Items from a figure collection
== == ==
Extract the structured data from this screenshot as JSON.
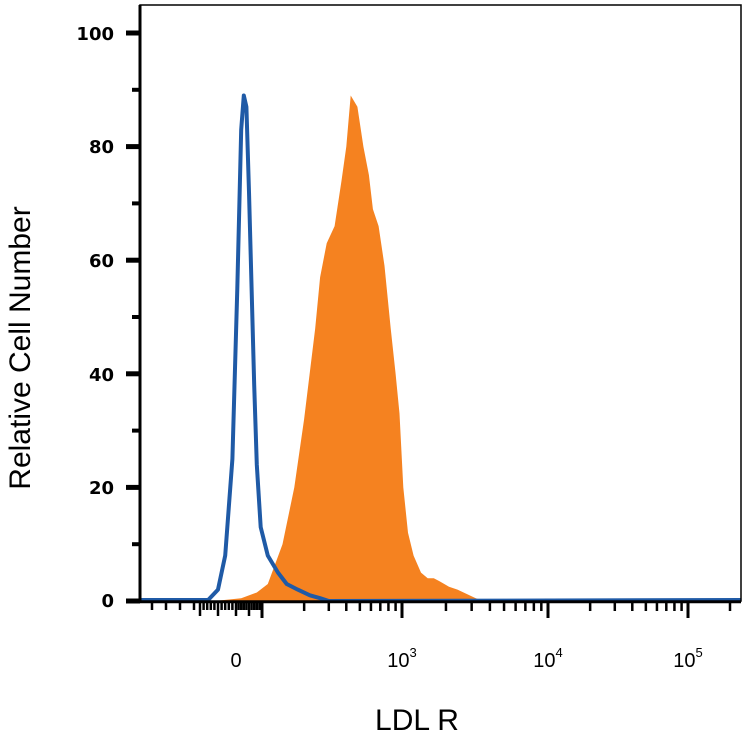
{
  "chart_data": {
    "type": "area",
    "title": "",
    "xlabel": "LDL R",
    "ylabel": "Relative Cell Number",
    "x_scale": "biexponential",
    "ylim": [
      0,
      100
    ],
    "y_ticks": [
      "0",
      "20",
      "40",
      "60",
      "80",
      "100"
    ],
    "x_ticks": [
      {
        "base": "0",
        "exp": ""
      },
      {
        "base": "10",
        "exp": "3"
      },
      {
        "base": "10",
        "exp": "4"
      },
      {
        "base": "10",
        "exp": "5"
      }
    ],
    "grid": false,
    "series": [
      {
        "role": "filled",
        "color": "#f58220",
        "x": [
          -60,
          20,
          80,
          110,
          140,
          170,
          200,
          240,
          260,
          290,
          330,
          370,
          400,
          430,
          480,
          530,
          580,
          620,
          680,
          750,
          830,
          900,
          960,
          1020,
          1100,
          1200,
          1350,
          1500,
          1650,
          1800,
          1950,
          2100,
          2400,
          2800,
          3200,
          3600
        ],
        "y": [
          0,
          0.5,
          1.5,
          3,
          10,
          20,
          32,
          48,
          57,
          63,
          66,
          74,
          80,
          89,
          87,
          80,
          75,
          69,
          66,
          59,
          48,
          40,
          33,
          20,
          12,
          8,
          5,
          4,
          4,
          3.5,
          3,
          2.5,
          2,
          1.2,
          0.5,
          0
        ]
      },
      {
        "role": "outline",
        "color": "#1f5aa6",
        "x": [
          -80,
          -50,
          -30,
          -10,
          5,
          20,
          30,
          40,
          50,
          60,
          70,
          80,
          95,
          110,
          130,
          150,
          180,
          220,
          260,
          300
        ],
        "y": [
          0,
          2,
          8,
          25,
          55,
          83,
          89,
          87,
          72,
          55,
          38,
          24,
          13,
          8,
          5,
          3,
          2,
          1,
          0.5,
          0
        ]
      }
    ]
  }
}
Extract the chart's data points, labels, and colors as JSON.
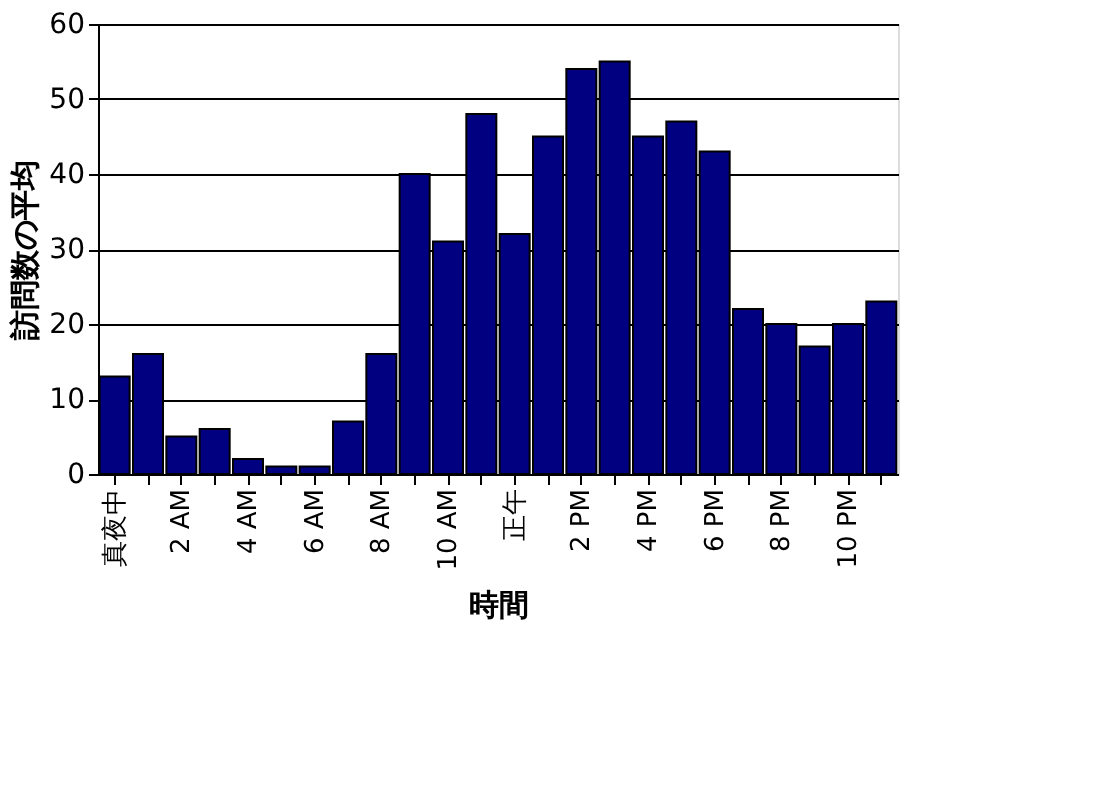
{
  "chart_data": {
    "type": "bar",
    "xlabel": "時間",
    "ylabel": "訪問数の平均",
    "categories": [
      "真夜中",
      null,
      "2 AM",
      null,
      "4 AM",
      null,
      "6 AM",
      null,
      "8 AM",
      null,
      "10 AM",
      null,
      "正午",
      null,
      "2 PM",
      null,
      "4 PM",
      null,
      "6 PM",
      null,
      "8 PM",
      null,
      "10 PM",
      null
    ],
    "values": [
      13,
      16,
      5,
      6,
      2,
      1,
      1,
      7,
      16,
      40,
      31,
      48,
      32,
      45,
      54,
      55,
      45,
      47,
      43,
      22,
      20,
      17,
      20,
      23
    ],
    "color": "#000080",
    "ylim": [
      0,
      60
    ],
    "yticks": [
      0,
      10,
      20,
      30,
      40,
      50,
      60
    ],
    "grid": "y"
  }
}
== == ==
__DIRECTION__:
Collect the lines that hold "Extract".

__RESPONSE TO THE EXERCISE__:
Extract the structured data from this screenshot as JSON.
Extract the chart's data points, labels, and colors as JSON.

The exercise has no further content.